* Stated exercise *
Print each line of the records below verbatim, keeping the original order.

* Records supplied *
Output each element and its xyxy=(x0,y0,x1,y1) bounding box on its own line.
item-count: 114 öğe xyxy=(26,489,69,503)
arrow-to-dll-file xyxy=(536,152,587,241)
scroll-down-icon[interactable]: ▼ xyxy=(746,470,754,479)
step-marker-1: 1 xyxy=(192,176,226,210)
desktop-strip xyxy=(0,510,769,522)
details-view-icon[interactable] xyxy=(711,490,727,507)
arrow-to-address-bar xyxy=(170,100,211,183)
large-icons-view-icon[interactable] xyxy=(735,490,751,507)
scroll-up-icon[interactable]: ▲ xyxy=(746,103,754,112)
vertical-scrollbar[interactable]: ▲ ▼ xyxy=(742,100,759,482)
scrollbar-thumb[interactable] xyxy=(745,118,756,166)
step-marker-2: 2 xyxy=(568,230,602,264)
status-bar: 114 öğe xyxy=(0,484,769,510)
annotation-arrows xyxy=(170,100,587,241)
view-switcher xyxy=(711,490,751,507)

* Solution to this exercise *
Output each element and its xyxy=(x0,y0,x1,y1) bounding box on its own line.
item-count: 114 öğe xyxy=(26,489,69,503)
arrow-to-dll-file xyxy=(536,152,587,241)
scroll-down-icon[interactable]: ▼ xyxy=(746,470,754,479)
step-marker-1: 1 xyxy=(192,176,226,210)
desktop-strip xyxy=(0,510,769,522)
details-view-icon[interactable] xyxy=(711,490,727,507)
arrow-to-address-bar xyxy=(170,100,211,183)
large-icons-view-icon[interactable] xyxy=(735,490,751,507)
scroll-up-icon[interactable]: ▲ xyxy=(746,103,754,112)
vertical-scrollbar[interactable]: ▲ ▼ xyxy=(742,100,759,482)
scrollbar-thumb[interactable] xyxy=(745,118,756,166)
step-marker-2: 2 xyxy=(568,230,602,264)
status-bar: 114 öğe xyxy=(0,484,769,510)
annotation-arrows xyxy=(170,100,587,241)
view-switcher xyxy=(711,490,751,507)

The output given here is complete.